TASK: Retype each record below word for word. Leave the pictures out.

RECORDS SHOWN:
+ + + + +

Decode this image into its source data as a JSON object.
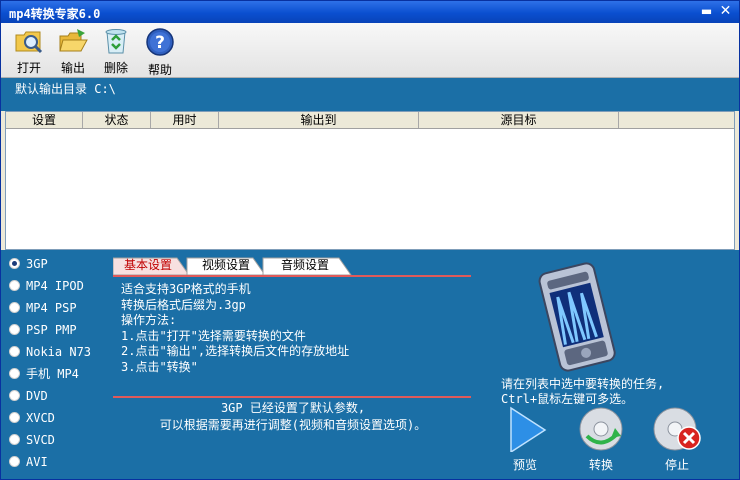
{
  "window": {
    "title": "mp4转换专家6.0"
  },
  "toolbar": {
    "open_label": "打开",
    "output_label": "输出",
    "delete_label": "删除",
    "help_label": "帮助"
  },
  "output_dir": {
    "text": "默认输出目录 C:\\"
  },
  "list": {
    "columns": [
      "设置",
      "状态",
      "用时",
      "输出到",
      "源目标"
    ]
  },
  "formats": {
    "selected": "3GP",
    "items": [
      "3GP",
      "MP4 IPOD",
      "MP4 PSP",
      "PSP PMP",
      "Nokia N73",
      "手机 MP4",
      "DVD",
      "XVCD",
      "SVCD",
      "AVI"
    ]
  },
  "tabs": {
    "basic": "基本设置",
    "video": "视频设置",
    "audio": "音频设置"
  },
  "info_text": {
    "line1": "适合支持3GP格式的手机",
    "line2": "转换后格式后缀为.3gp",
    "line3": "操作方法:",
    "line4": "1.点击\"打开\"选择需要转换的文件",
    "line5": "2.点击\"输出\",选择转换后文件的存放地址",
    "line6": "3.点击\"转换\""
  },
  "note": {
    "line1": "3GP 已经设置了默认参数,",
    "line2": "可以根据需要再进行调整(视频和音频设置选项)。"
  },
  "hint": {
    "line1": "请在列表中选中要转换的任务,",
    "line2": "Ctrl+鼠标左键可多选。"
  },
  "actions": {
    "preview": "预览",
    "convert": "转换",
    "stop": "停止"
  },
  "icons": {
    "open": "folder-search-icon",
    "output": "folder-open-icon",
    "delete": "recycle-icon",
    "help": "help-icon",
    "preview": "play-icon",
    "convert": "disc-convert-icon",
    "stop": "disc-stop-icon",
    "phone": "phone-image"
  },
  "colors": {
    "titlebar": "#0A4FD0",
    "panel": "#1B6FA6",
    "active_tab_text": "#C00000",
    "accent_line": "#E05A5A"
  }
}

+ + + + +

THE RESULT:
Decode this image into its source data as a JSON object.
{
  "window": {
    "title": "mp4转换专家6.0"
  },
  "toolbar": {
    "open_label": "打开",
    "output_label": "输出",
    "delete_label": "删除",
    "help_label": "帮助"
  },
  "output_dir": {
    "text": "默认输出目录 C:\\"
  },
  "list": {
    "columns": [
      "设置",
      "状态",
      "用时",
      "输出到",
      "源目标"
    ]
  },
  "formats": {
    "selected": "3GP",
    "items": [
      "3GP",
      "MP4 IPOD",
      "MP4 PSP",
      "PSP PMP",
      "Nokia N73",
      "手机 MP4",
      "DVD",
      "XVCD",
      "SVCD",
      "AVI"
    ]
  },
  "tabs": {
    "basic": "基本设置",
    "video": "视频设置",
    "audio": "音频设置"
  },
  "info_text": {
    "line1": "适合支持3GP格式的手机",
    "line2": "转换后格式后缀为.3gp",
    "line3": "操作方法:",
    "line4": "1.点击\"打开\"选择需要转换的文件",
    "line5": "2.点击\"输出\",选择转换后文件的存放地址",
    "line6": "3.点击\"转换\""
  },
  "note": {
    "line1": "3GP 已经设置了默认参数,",
    "line2": "可以根据需要再进行调整(视频和音频设置选项)。"
  },
  "hint": {
    "line1": "请在列表中选中要转换的任务,",
    "line2": "Ctrl+鼠标左键可多选。"
  },
  "actions": {
    "preview": "预览",
    "convert": "转换",
    "stop": "停止"
  },
  "icons": {
    "open": "folder-search-icon",
    "output": "folder-open-icon",
    "delete": "recycle-icon",
    "help": "help-icon",
    "preview": "play-icon",
    "convert": "disc-convert-icon",
    "stop": "disc-stop-icon",
    "phone": "phone-image"
  },
  "colors": {
    "titlebar": "#0A4FD0",
    "panel": "#1B6FA6",
    "active_tab_text": "#C00000",
    "accent_line": "#E05A5A"
  }
}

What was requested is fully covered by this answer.